[Exercise]: Will you transcribe all the entries word for word, skipping the pictures they hold?

Start of Data entries

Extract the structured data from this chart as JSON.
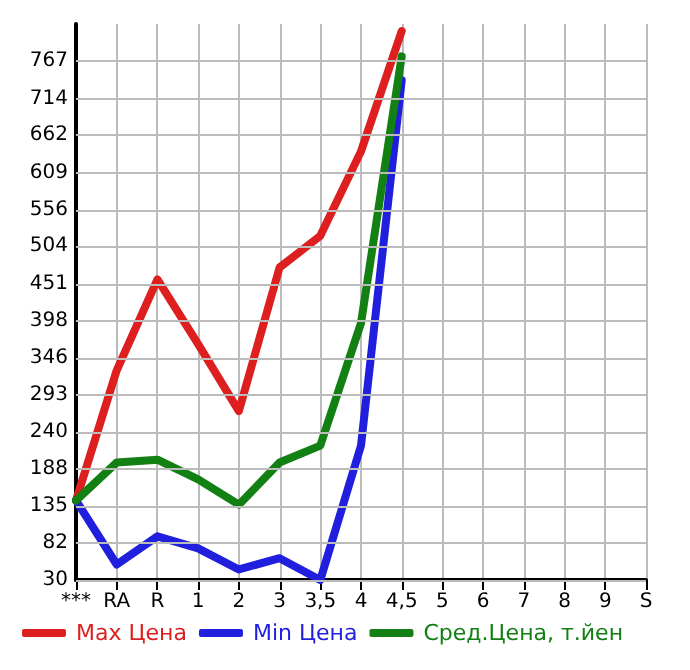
{
  "chart_data": {
    "type": "line",
    "categories": [
      "***",
      "RA",
      "R",
      "1",
      "2",
      "3",
      "3,5",
      "4",
      "4,5",
      "5",
      "6",
      "7",
      "8",
      "9",
      "S"
    ],
    "series": [
      {
        "name": "Max Цена",
        "color": "#dd1f1f",
        "values": [
          143,
          328,
          457,
          365,
          270,
          474,
          519,
          639,
          810,
          null,
          null,
          null,
          null,
          null,
          null
        ]
      },
      {
        "name": "Min Цена",
        "color": "#1f1fdd",
        "values": [
          143,
          52,
          92,
          75,
          45,
          61,
          30,
          221,
          740,
          null,
          null,
          null,
          null,
          null,
          null
        ]
      },
      {
        "name": "Сред.Цена, т.йен",
        "color": "#138013",
        "values": [
          143,
          197,
          201,
          173,
          137,
          197,
          221,
          395,
          774,
          null,
          null,
          null,
          null,
          null,
          null
        ]
      }
    ],
    "ylim": [
      30,
      820
    ],
    "yticks": [
      30,
      82,
      135,
      188,
      240,
      293,
      346,
      398,
      451,
      504,
      556,
      609,
      662,
      714,
      767
    ],
    "grid": true,
    "legend": "bottom",
    "marker": "none",
    "line_style": "solid"
  }
}
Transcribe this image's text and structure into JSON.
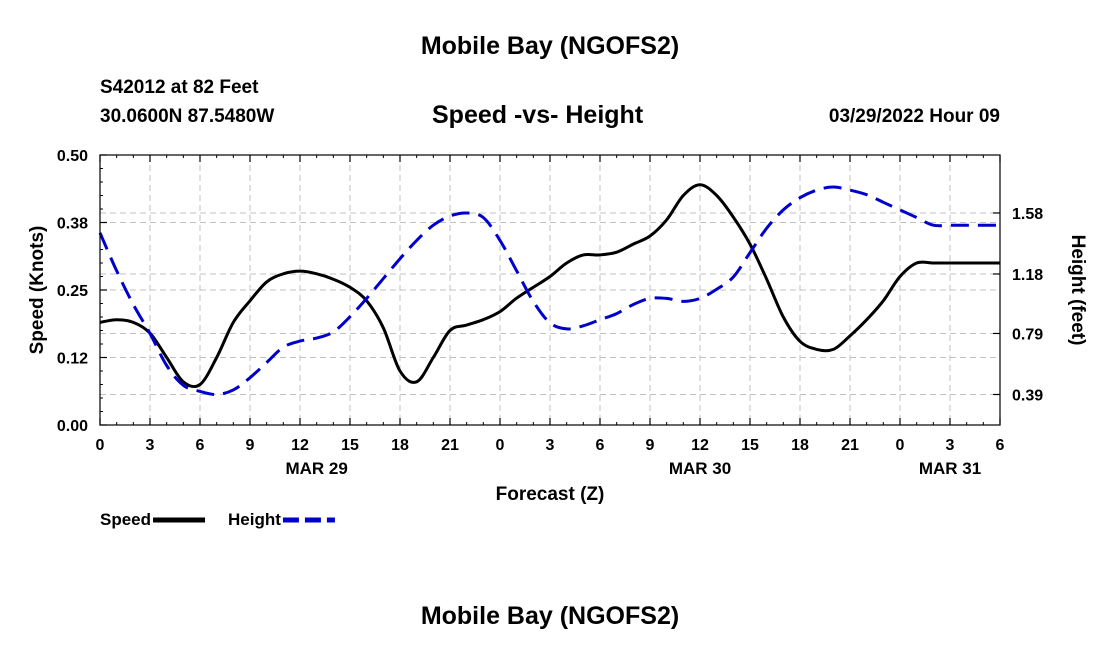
{
  "header": {
    "title": "Mobile Bay (NGOFS2)",
    "station": "S42012 at 82 Feet",
    "coords": "30.0600N  87.5480W",
    "subtitle": "Speed -vs- Height",
    "forecast_time": "03/29/2022 Hour 09"
  },
  "footer": {
    "title": "Mobile Bay (NGOFS2)"
  },
  "legend": [
    {
      "label": "Speed",
      "color": "#000000",
      "style": "solid"
    },
    {
      "label": "Height",
      "color": "#0000cc",
      "style": "dashed"
    }
  ],
  "chart_data": {
    "type": "line",
    "xlabel": "Forecast (Z)",
    "ylabel": "Speed (Knots)",
    "y2label": "Height (feet)",
    "xlim": [
      0,
      54
    ],
    "ylim": [
      0,
      0.5
    ],
    "y2lim": [
      0.19,
      1.96
    ],
    "x_tick_labels": [
      "0",
      "3",
      "6",
      "9",
      "12",
      "15",
      "18",
      "21",
      "0",
      "3",
      "6",
      "9",
      "12",
      "15",
      "18",
      "21",
      "0",
      "3",
      "6"
    ],
    "date_labels": [
      {
        "label": "MAR 29",
        "x": 13
      },
      {
        "label": "MAR 30",
        "x": 36
      },
      {
        "label": "MAR 31",
        "x": 51
      }
    ],
    "y_tick_labels": [
      "0.00",
      "0.12",
      "0.25",
      "0.38",
      "0.50"
    ],
    "y_ticks": [
      0,
      0.125,
      0.25,
      0.375,
      0.5
    ],
    "y2_tick_labels": [
      "0.39",
      "0.79",
      "1.18",
      "1.58"
    ],
    "y2_ticks": [
      0.39,
      0.79,
      1.18,
      1.58
    ],
    "grid": true,
    "series": [
      {
        "name": "Speed",
        "axis": "left",
        "x": [
          0,
          1,
          2,
          3,
          4,
          5,
          6,
          7,
          8,
          9,
          10,
          11,
          12,
          13,
          14,
          15,
          16,
          17,
          18,
          19,
          20,
          21,
          22,
          23,
          24,
          25,
          26,
          27,
          28,
          29,
          30,
          31,
          32,
          33,
          34,
          35,
          36,
          37,
          38,
          39,
          40,
          41,
          42,
          43,
          44,
          45,
          46,
          47,
          48,
          49,
          50,
          51,
          52,
          53,
          54
        ],
        "values": [
          0.19,
          0.195,
          0.19,
          0.17,
          0.125,
          0.08,
          0.075,
          0.125,
          0.19,
          0.23,
          0.265,
          0.28,
          0.285,
          0.28,
          0.27,
          0.255,
          0.23,
          0.18,
          0.1,
          0.08,
          0.125,
          0.175,
          0.185,
          0.195,
          0.21,
          0.235,
          0.255,
          0.275,
          0.3,
          0.315,
          0.315,
          0.32,
          0.335,
          0.35,
          0.38,
          0.425,
          0.445,
          0.425,
          0.385,
          0.335,
          0.27,
          0.2,
          0.155,
          0.14,
          0.14,
          0.165,
          0.195,
          0.23,
          0.275,
          0.3,
          0.3,
          0.3,
          0.3,
          0.3,
          0.3
        ]
      },
      {
        "name": "Height",
        "axis": "right",
        "x": [
          0,
          1,
          2,
          3,
          4,
          5,
          6,
          7,
          8,
          9,
          10,
          11,
          12,
          13,
          14,
          15,
          16,
          17,
          18,
          19,
          20,
          21,
          22,
          23,
          24,
          25,
          26,
          27,
          28,
          29,
          30,
          31,
          32,
          33,
          34,
          35,
          36,
          37,
          38,
          39,
          40,
          41,
          42,
          43,
          44,
          45,
          46,
          47,
          48,
          49,
          50,
          51,
          52,
          53,
          54
        ],
        "values": [
          1.45,
          1.2,
          0.98,
          0.79,
          0.58,
          0.45,
          0.41,
          0.39,
          0.42,
          0.5,
          0.6,
          0.7,
          0.74,
          0.76,
          0.8,
          0.9,
          1.02,
          1.15,
          1.28,
          1.4,
          1.5,
          1.56,
          1.58,
          1.55,
          1.4,
          1.2,
          1.0,
          0.86,
          0.82,
          0.84,
          0.88,
          0.92,
          0.98,
          1.02,
          1.02,
          1.0,
          1.02,
          1.08,
          1.16,
          1.32,
          1.48,
          1.6,
          1.68,
          1.73,
          1.75,
          1.73,
          1.7,
          1.65,
          1.6,
          1.55,
          1.5,
          1.5,
          1.5,
          1.5,
          1.5
        ]
      }
    ]
  }
}
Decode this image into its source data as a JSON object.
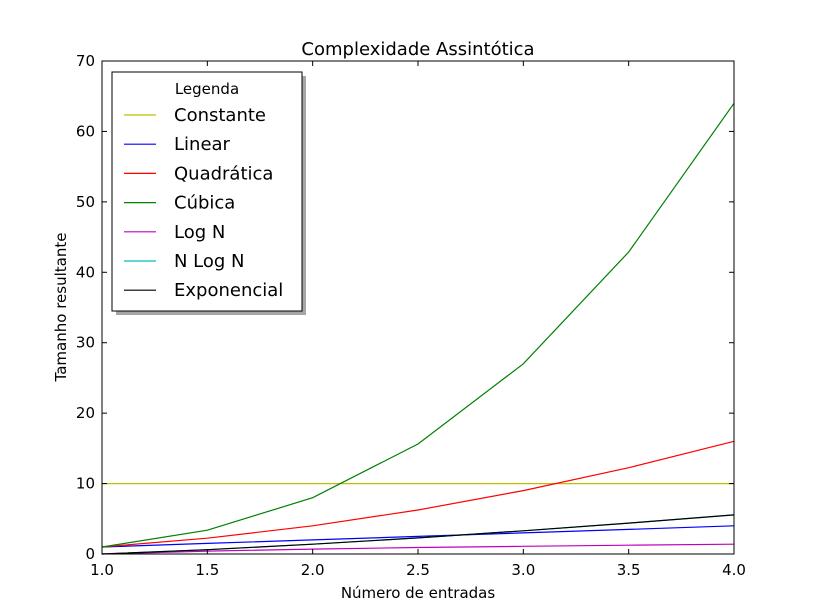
{
  "chart_data": {
    "type": "line",
    "title": "Complexidade Assintótica",
    "xlabel": "Número de entradas",
    "ylabel": "Tamanho resultante",
    "xlim": [
      1.0,
      4.0
    ],
    "ylim": [
      0,
      70
    ],
    "xticks": [
      "1.0",
      "1.5",
      "2.0",
      "2.5",
      "3.0",
      "3.5",
      "4.0"
    ],
    "yticks": [
      "0",
      "10",
      "20",
      "30",
      "40",
      "50",
      "60",
      "70"
    ],
    "x": [
      1.0,
      1.5,
      2.0,
      2.5,
      3.0,
      3.5,
      4.0
    ],
    "grid": false,
    "legend": {
      "title": "Legenda",
      "placement": "top-left"
    },
    "series": [
      {
        "name": "Constante",
        "color": "#bfbf00",
        "values": [
          10,
          10,
          10,
          10,
          10,
          10,
          10
        ]
      },
      {
        "name": "Linear",
        "color": "#0000ff",
        "values": [
          1.0,
          1.5,
          2.0,
          2.5,
          3.0,
          3.5,
          4.0
        ]
      },
      {
        "name": "Quadrática",
        "color": "#ff0000",
        "values": [
          1.0,
          2.25,
          4.0,
          6.25,
          9.0,
          12.25,
          16.0
        ]
      },
      {
        "name": "Cúbica",
        "color": "#008000",
        "values": [
          1.0,
          3.375,
          8.0,
          15.625,
          27.0,
          42.875,
          64.0
        ]
      },
      {
        "name": "Log N",
        "color": "#bf00bf",
        "values": [
          0.0,
          0.405,
          0.693,
          0.916,
          1.099,
          1.253,
          1.386
        ]
      },
      {
        "name": "N Log N",
        "color": "#00bfbf",
        "values": [
          0.0,
          0.608,
          1.386,
          2.291,
          3.296,
          4.385,
          5.545
        ]
      },
      {
        "name": "Exponencial",
        "color": "#000000",
        "values": [
          0.0,
          0.608,
          1.386,
          2.291,
          3.296,
          4.385,
          5.545
        ]
      }
    ]
  }
}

End of Data entries

[Answer for the task]:
Extract the structured data from this chart as JSON.
{
  "chart_data": {
    "type": "line",
    "categories": [
      "***",
      "RA",
      "R",
      "1",
      "2",
      "3",
      "3,5",
      "4",
      "4,5",
      "5",
      "6",
      "7",
      "8",
      "9",
      "S"
    ],
    "series": [
      {
        "name": "Max Цена",
        "color": "#dd1f1f",
        "values": [
          143,
          328,
          457,
          365,
          270,
          474,
          519,
          639,
          810,
          null,
          null,
          null,
          null,
          null,
          null
        ]
      },
      {
        "name": "Min Цена",
        "color": "#1f1fdd",
        "values": [
          143,
          52,
          92,
          75,
          45,
          61,
          30,
          221,
          740,
          null,
          null,
          null,
          null,
          null,
          null
        ]
      },
      {
        "name": "Сред.Цена, т.йен",
        "color": "#138013",
        "values": [
          143,
          197,
          201,
          173,
          137,
          197,
          221,
          395,
          774,
          null,
          null,
          null,
          null,
          null,
          null
        ]
      }
    ],
    "ylim": [
      30,
      820
    ],
    "yticks": [
      30,
      82,
      135,
      188,
      240,
      293,
      346,
      398,
      451,
      504,
      556,
      609,
      662,
      714,
      767
    ],
    "grid": true,
    "legend": "bottom",
    "marker": "none",
    "line_style": "solid"
  }
}
Transcribe this image's text and structure into JSON.
{
  "header": {
    "title": "Mobile Bay (NGOFS2)",
    "station": "S42012 at 82 Feet",
    "coords": "30.0600N  87.5480W",
    "subtitle": "Speed -vs- Height",
    "forecast_time": "03/29/2022 Hour 09"
  },
  "footer": {
    "title": "Mobile Bay (NGOFS2)"
  },
  "legend": [
    {
      "label": "Speed",
      "color": "#000000",
      "style": "solid"
    },
    {
      "label": "Height",
      "color": "#0000cc",
      "style": "dashed"
    }
  ],
  "chart_data": {
    "type": "line",
    "xlabel": "Forecast (Z)",
    "ylabel": "Speed (Knots)",
    "y2label": "Height (feet)",
    "xlim": [
      0,
      54
    ],
    "ylim": [
      0,
      0.5
    ],
    "y2lim": [
      0.19,
      1.96
    ],
    "x_tick_labels": [
      "0",
      "3",
      "6",
      "9",
      "12",
      "15",
      "18",
      "21",
      "0",
      "3",
      "6",
      "9",
      "12",
      "15",
      "18",
      "21",
      "0",
      "3",
      "6"
    ],
    "date_labels": [
      {
        "label": "MAR 29",
        "x": 13
      },
      {
        "label": "MAR 30",
        "x": 36
      },
      {
        "label": "MAR 31",
        "x": 51
      }
    ],
    "y_tick_labels": [
      "0.00",
      "0.12",
      "0.25",
      "0.38",
      "0.50"
    ],
    "y_ticks": [
      0,
      0.125,
      0.25,
      0.375,
      0.5
    ],
    "y2_tick_labels": [
      "0.39",
      "0.79",
      "1.18",
      "1.58"
    ],
    "y2_ticks": [
      0.39,
      0.79,
      1.18,
      1.58
    ],
    "grid": true,
    "series": [
      {
        "name": "Speed",
        "axis": "left",
        "x": [
          0,
          1,
          2,
          3,
          4,
          5,
          6,
          7,
          8,
          9,
          10,
          11,
          12,
          13,
          14,
          15,
          16,
          17,
          18,
          19,
          20,
          21,
          22,
          23,
          24,
          25,
          26,
          27,
          28,
          29,
          30,
          31,
          32,
          33,
          34,
          35,
          36,
          37,
          38,
          39,
          40,
          41,
          42,
          43,
          44,
          45,
          46,
          47,
          48,
          49,
          50,
          51,
          52,
          53,
          54
        ],
        "values": [
          0.19,
          0.195,
          0.19,
          0.17,
          0.125,
          0.08,
          0.075,
          0.125,
          0.19,
          0.23,
          0.265,
          0.28,
          0.285,
          0.28,
          0.27,
          0.255,
          0.23,
          0.18,
          0.1,
          0.08,
          0.125,
          0.175,
          0.185,
          0.195,
          0.21,
          0.235,
          0.255,
          0.275,
          0.3,
          0.315,
          0.315,
          0.32,
          0.335,
          0.35,
          0.38,
          0.425,
          0.445,
          0.425,
          0.385,
          0.335,
          0.27,
          0.2,
          0.155,
          0.14,
          0.14,
          0.165,
          0.195,
          0.23,
          0.275,
          0.3,
          0.3,
          0.3,
          0.3,
          0.3,
          0.3
        ]
      },
      {
        "name": "Height",
        "axis": "right",
        "x": [
          0,
          1,
          2,
          3,
          4,
          5,
          6,
          7,
          8,
          9,
          10,
          11,
          12,
          13,
          14,
          15,
          16,
          17,
          18,
          19,
          20,
          21,
          22,
          23,
          24,
          25,
          26,
          27,
          28,
          29,
          30,
          31,
          32,
          33,
          34,
          35,
          36,
          37,
          38,
          39,
          40,
          41,
          42,
          43,
          44,
          45,
          46,
          47,
          48,
          49,
          50,
          51,
          52,
          53,
          54
        ],
        "values": [
          1.45,
          1.2,
          0.98,
          0.79,
          0.58,
          0.45,
          0.41,
          0.39,
          0.42,
          0.5,
          0.6,
          0.7,
          0.74,
          0.76,
          0.8,
          0.9,
          1.02,
          1.15,
          1.28,
          1.4,
          1.5,
          1.56,
          1.58,
          1.55,
          1.4,
          1.2,
          1.0,
          0.86,
          0.82,
          0.84,
          0.88,
          0.92,
          0.98,
          1.02,
          1.02,
          1.0,
          1.02,
          1.08,
          1.16,
          1.32,
          1.48,
          1.6,
          1.68,
          1.73,
          1.75,
          1.73,
          1.7,
          1.65,
          1.6,
          1.55,
          1.5,
          1.5,
          1.5,
          1.5,
          1.5
        ]
      }
    ]
  }
}
Decode this image into its source data as a JSON object.
{
  "chart_data": {
    "type": "line",
    "title": "Complexidade Assintótica",
    "xlabel": "Número de entradas",
    "ylabel": "Tamanho resultante",
    "xlim": [
      1.0,
      4.0
    ],
    "ylim": [
      0,
      70
    ],
    "xticks": [
      "1.0",
      "1.5",
      "2.0",
      "2.5",
      "3.0",
      "3.5",
      "4.0"
    ],
    "yticks": [
      "0",
      "10",
      "20",
      "30",
      "40",
      "50",
      "60",
      "70"
    ],
    "x": [
      1.0,
      1.5,
      2.0,
      2.5,
      3.0,
      3.5,
      4.0
    ],
    "grid": false,
    "legend": {
      "title": "Legenda",
      "placement": "top-left"
    },
    "series": [
      {
        "name": "Constante",
        "color": "#bfbf00",
        "values": [
          10,
          10,
          10,
          10,
          10,
          10,
          10
        ]
      },
      {
        "name": "Linear",
        "color": "#0000ff",
        "values": [
          1.0,
          1.5,
          2.0,
          2.5,
          3.0,
          3.5,
          4.0
        ]
      },
      {
        "name": "Quadrática",
        "color": "#ff0000",
        "values": [
          1.0,
          2.25,
          4.0,
          6.25,
          9.0,
          12.25,
          16.0
        ]
      },
      {
        "name": "Cúbica",
        "color": "#008000",
        "values": [
          1.0,
          3.375,
          8.0,
          15.625,
          27.0,
          42.875,
          64.0
        ]
      },
      {
        "name": "Log N",
        "color": "#bf00bf",
        "values": [
          0.0,
          0.405,
          0.693,
          0.916,
          1.099,
          1.253,
          1.386
        ]
      },
      {
        "name": "N Log N",
        "color": "#00bfbf",
        "values": [
          0.0,
          0.608,
          1.386,
          2.291,
          3.296,
          4.385,
          5.545
        ]
      },
      {
        "name": "Exponencial",
        "color": "#000000",
        "values": [
          0.0,
          0.608,
          1.386,
          2.291,
          3.296,
          4.385,
          5.545
        ]
      }
    ]
  }
}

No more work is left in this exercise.